| Required work |
Identify each line below that contains the word "name", and copy it out.

== Dataset excerpts ==

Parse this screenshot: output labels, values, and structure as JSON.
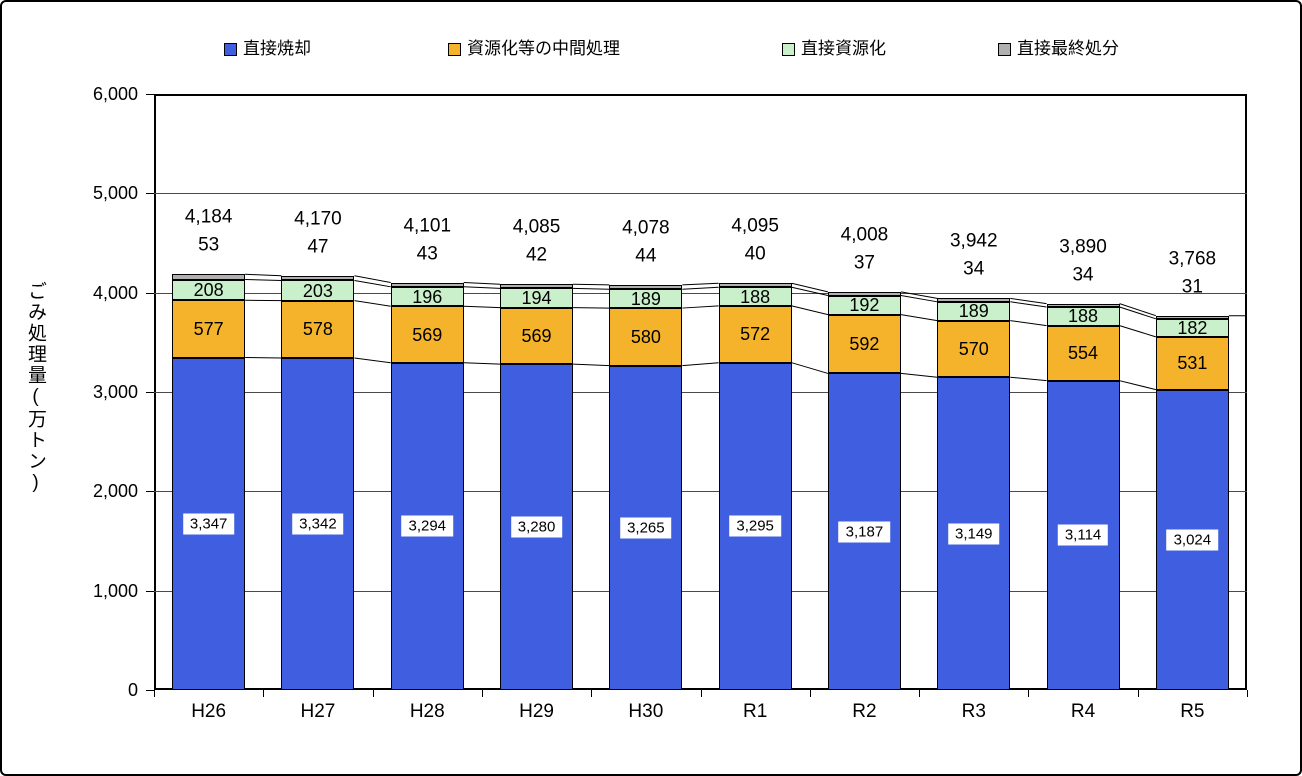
{
  "chart_data": {
    "type": "bar",
    "stacked": true,
    "title": "",
    "ylabel": "ごみ処理量(万トン)",
    "xlabel": "",
    "ylim": [
      0,
      6000
    ],
    "ytick_interval": 1000,
    "ytick_labels": [
      "0",
      "1,000",
      "2,000",
      "3,000",
      "4,000",
      "5,000",
      "6,000"
    ],
    "grid": "horizontal",
    "legend_position": "top",
    "categories": [
      "H26",
      "H27",
      "H28",
      "H29",
      "H30",
      "R1",
      "R2",
      "R3",
      "R4",
      "R5"
    ],
    "series": [
      {
        "name": "直接焼却",
        "color": "#3f5fe0",
        "values": [
          3347,
          3342,
          3294,
          3280,
          3265,
          3295,
          3187,
          3149,
          3114,
          3024
        ],
        "labels": [
          "3,347",
          "3,342",
          "3,294",
          "3,280",
          "3,265",
          "3,295",
          "3,187",
          "3,149",
          "3,114",
          "3,024"
        ]
      },
      {
        "name": "資源化等の中間処理",
        "color": "#f5b32b",
        "values": [
          577,
          578,
          569,
          569,
          580,
          572,
          592,
          570,
          554,
          531
        ],
        "labels": [
          "577",
          "578",
          "569",
          "569",
          "580",
          "572",
          "592",
          "570",
          "554",
          "531"
        ]
      },
      {
        "name": "直接資源化",
        "color": "#c9efcb",
        "values": [
          208,
          203,
          196,
          194,
          189,
          188,
          192,
          189,
          188,
          182
        ],
        "labels": [
          "208",
          "203",
          "196",
          "194",
          "189",
          "188",
          "192",
          "189",
          "188",
          "182"
        ]
      },
      {
        "name": "直接最終処分",
        "color": "#b0b0b0",
        "values": [
          53,
          47,
          43,
          42,
          44,
          40,
          37,
          34,
          34,
          31
        ],
        "labels": [
          "53",
          "47",
          "43",
          "42",
          "44",
          "40",
          "37",
          "34",
          "34",
          "31"
        ]
      }
    ],
    "totals": {
      "values": [
        4184,
        4170,
        4101,
        4085,
        4078,
        4095,
        4008,
        3942,
        3890,
        3768
      ],
      "labels": [
        "4,184",
        "4,170",
        "4,101",
        "4,085",
        "4,078",
        "4,095",
        "4,008",
        "3,942",
        "3,890",
        "3,768"
      ]
    }
  },
  "colors": {
    "axis": "#000000",
    "gridline": "#4a4a4a",
    "label_box_background": "#ffffff"
  }
}
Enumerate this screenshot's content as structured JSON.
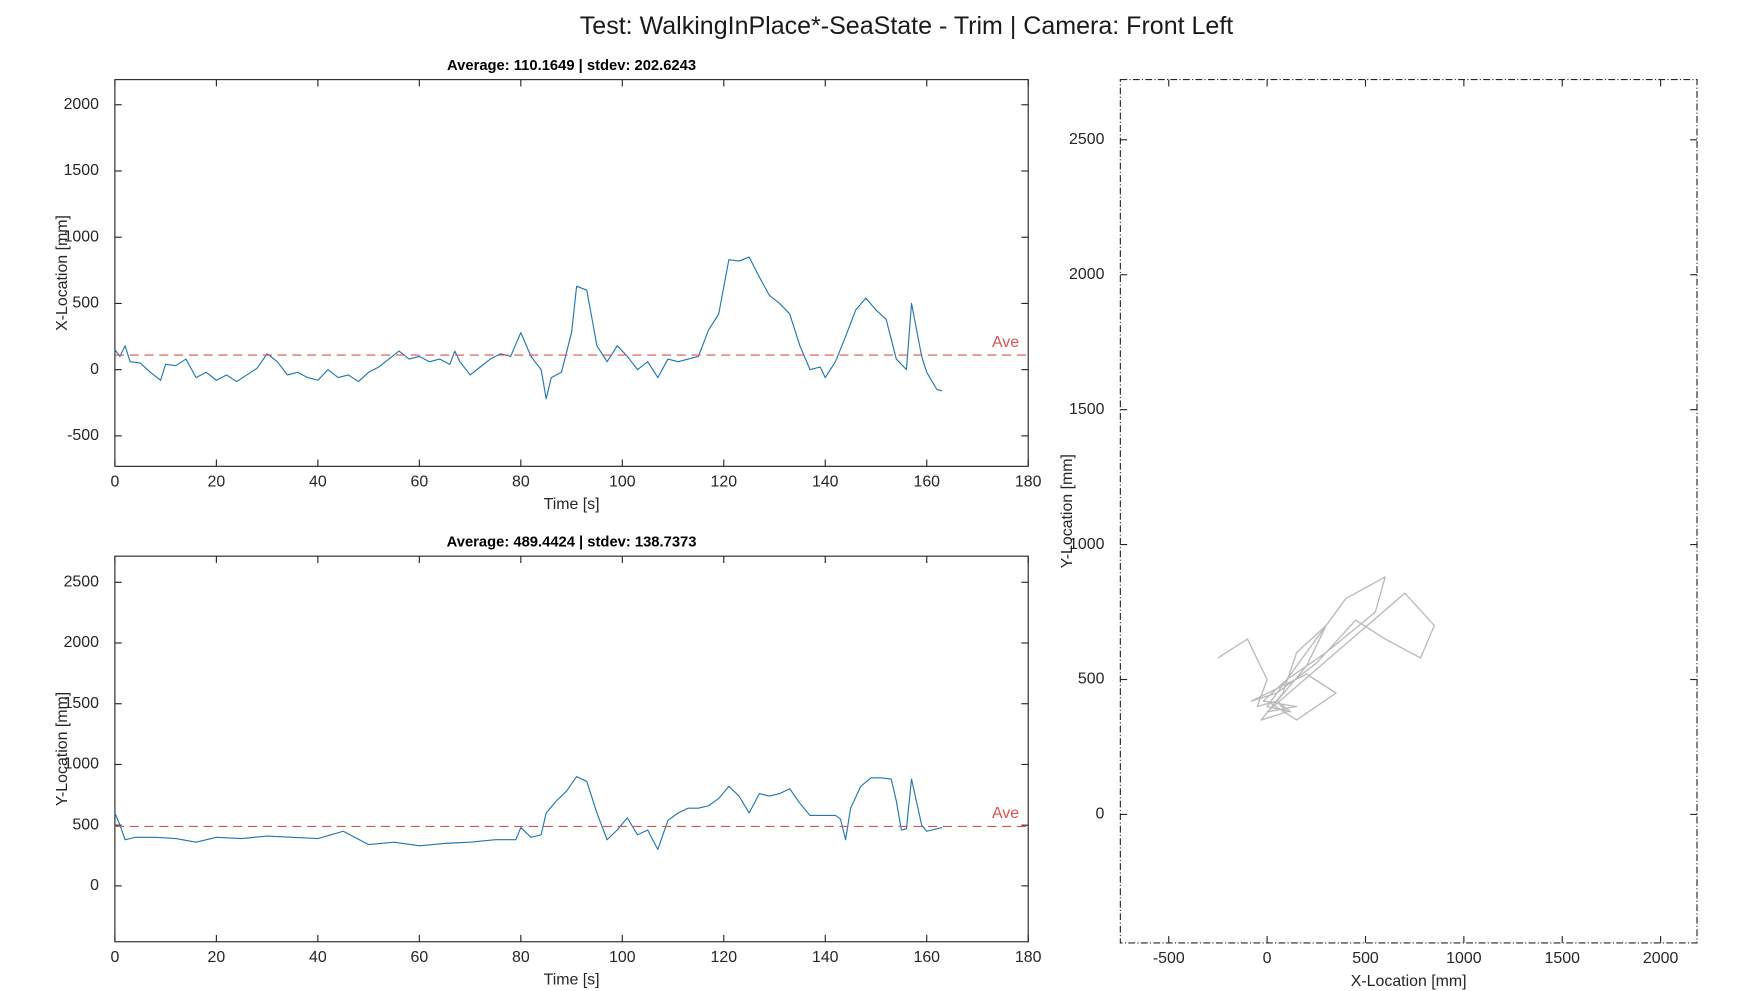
{
  "title": "Test: WalkingInPlace*-SeaState - Trim  |  Camera: Front Left",
  "chart_data": [
    {
      "type": "line",
      "subtitle": "Average: 110.1649  |  stdev: 202.6243",
      "xlabel": "Time [s]",
      "ylabel": "X-Location [mm]",
      "xlim": [
        0,
        180
      ],
      "xticks": [
        0,
        20,
        40,
        60,
        80,
        100,
        120,
        140,
        160,
        180
      ],
      "ylim": [
        -730,
        2190
      ],
      "yticks": [
        -500,
        0,
        500,
        1000,
        1500,
        2000
      ],
      "ave": {
        "value": 110.1649,
        "label": "Ave",
        "color": "#d9534f"
      },
      "series": [
        {
          "color": "#1f77b4",
          "x": [
            0,
            1,
            2,
            3,
            5,
            7,
            9,
            10,
            12,
            14,
            16,
            18,
            20,
            22,
            24,
            26,
            28,
            30,
            32,
            34,
            36,
            38,
            40,
            42,
            44,
            46,
            48,
            50,
            52,
            54,
            56,
            58,
            60,
            62,
            64,
            66,
            67,
            68,
            70,
            72,
            74,
            76,
            78,
            80,
            82,
            84,
            85,
            86,
            88,
            90,
            91,
            93,
            95,
            97,
            99,
            101,
            103,
            105,
            107,
            109,
            111,
            113,
            115,
            117,
            119,
            121,
            123,
            125,
            127,
            129,
            131,
            133,
            135,
            137,
            139,
            140,
            142,
            144,
            146,
            148,
            150,
            152,
            154,
            156,
            157,
            159,
            160,
            162,
            163
          ],
          "values": [
            150,
            100,
            180,
            60,
            50,
            -20,
            -80,
            40,
            30,
            80,
            -60,
            -20,
            -80,
            -40,
            -90,
            -40,
            10,
            120,
            60,
            -40,
            -20,
            -60,
            -80,
            0,
            -60,
            -40,
            -90,
            -20,
            20,
            80,
            140,
            80,
            100,
            60,
            80,
            40,
            140,
            60,
            -40,
            20,
            80,
            120,
            100,
            280,
            100,
            0,
            -220,
            -60,
            -20,
            280,
            630,
            600,
            180,
            60,
            180,
            100,
            0,
            60,
            -60,
            80,
            60,
            80,
            100,
            300,
            420,
            830,
            820,
            850,
            700,
            560,
            500,
            420,
            180,
            0,
            20,
            -60,
            60,
            250,
            450,
            540,
            450,
            380,
            80,
            0,
            500,
            100,
            -20,
            -150,
            -160
          ]
        }
      ]
    },
    {
      "type": "line",
      "subtitle": "Average: 489.4424  |  stdev: 138.7373",
      "xlabel": "Time [s]",
      "ylabel": "Y-Location [mm]",
      "xlim": [
        0,
        180
      ],
      "xticks": [
        0,
        20,
        40,
        60,
        80,
        100,
        120,
        140,
        160,
        180
      ],
      "ylim": [
        -460,
        2715
      ],
      "yticks": [
        0,
        500,
        1000,
        1500,
        2000,
        2500
      ],
      "ave": {
        "value": 489.4424,
        "label": "Ave",
        "color": "#d9534f"
      },
      "series": [
        {
          "color": "#1f77b4",
          "x": [
            0,
            1,
            2,
            4,
            8,
            12,
            16,
            20,
            25,
            30,
            35,
            40,
            45,
            50,
            55,
            60,
            65,
            70,
            75,
            79,
            80,
            82,
            84,
            85,
            87,
            89,
            91,
            93,
            95,
            97,
            99,
            101,
            103,
            105,
            107,
            109,
            111,
            113,
            115,
            117,
            119,
            121,
            123,
            125,
            127,
            129,
            131,
            133,
            135,
            137,
            139,
            142,
            143,
            144,
            145,
            147,
            149,
            151,
            153,
            154,
            155,
            156,
            157,
            159,
            160,
            163
          ],
          "values": [
            600,
            500,
            380,
            400,
            400,
            390,
            360,
            400,
            390,
            410,
            400,
            390,
            450,
            340,
            360,
            330,
            350,
            360,
            380,
            380,
            480,
            400,
            420,
            600,
            700,
            780,
            900,
            860,
            600,
            380,
            460,
            560,
            420,
            460,
            300,
            540,
            600,
            640,
            640,
            660,
            720,
            820,
            740,
            600,
            760,
            740,
            760,
            800,
            680,
            580,
            580,
            580,
            550,
            380,
            640,
            820,
            890,
            890,
            880,
            700,
            460,
            470,
            880,
            500,
            450,
            480
          ]
        }
      ]
    },
    {
      "type": "line",
      "xlabel": "X-Location [mm]",
      "ylabel": "Y-Location [mm]",
      "xlim": [
        -746,
        2185
      ],
      "xticks": [
        -500,
        0,
        500,
        1000,
        1500,
        2000
      ],
      "ylim": [
        -476,
        2723
      ],
      "yticks": [
        0,
        500,
        1000,
        1500,
        2000,
        2500
      ],
      "series": [
        {
          "color": "#555555",
          "x": [
            -250,
            -100,
            0,
            -50,
            50,
            100,
            -30,
            80,
            150,
            300,
            200,
            50,
            120,
            0,
            250,
            400,
            600,
            550,
            300,
            100,
            -20,
            150,
            0,
            700,
            850,
            780,
            600,
            450,
            250,
            50,
            -80,
            200,
            350,
            150,
            0
          ],
          "values": [
            580,
            650,
            500,
            400,
            420,
            380,
            350,
            450,
            600,
            700,
            550,
            420,
            380,
            400,
            650,
            800,
            880,
            750,
            600,
            500,
            420,
            400,
            380,
            820,
            700,
            580,
            650,
            720,
            560,
            450,
            420,
            520,
            450,
            350,
            420
          ]
        }
      ]
    }
  ]
}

===

| The solution |
        "name": "直接焼却",
        "name": "資源化等の中間処理",
        "name": "直接資源化",
        "name": "直接最終処分",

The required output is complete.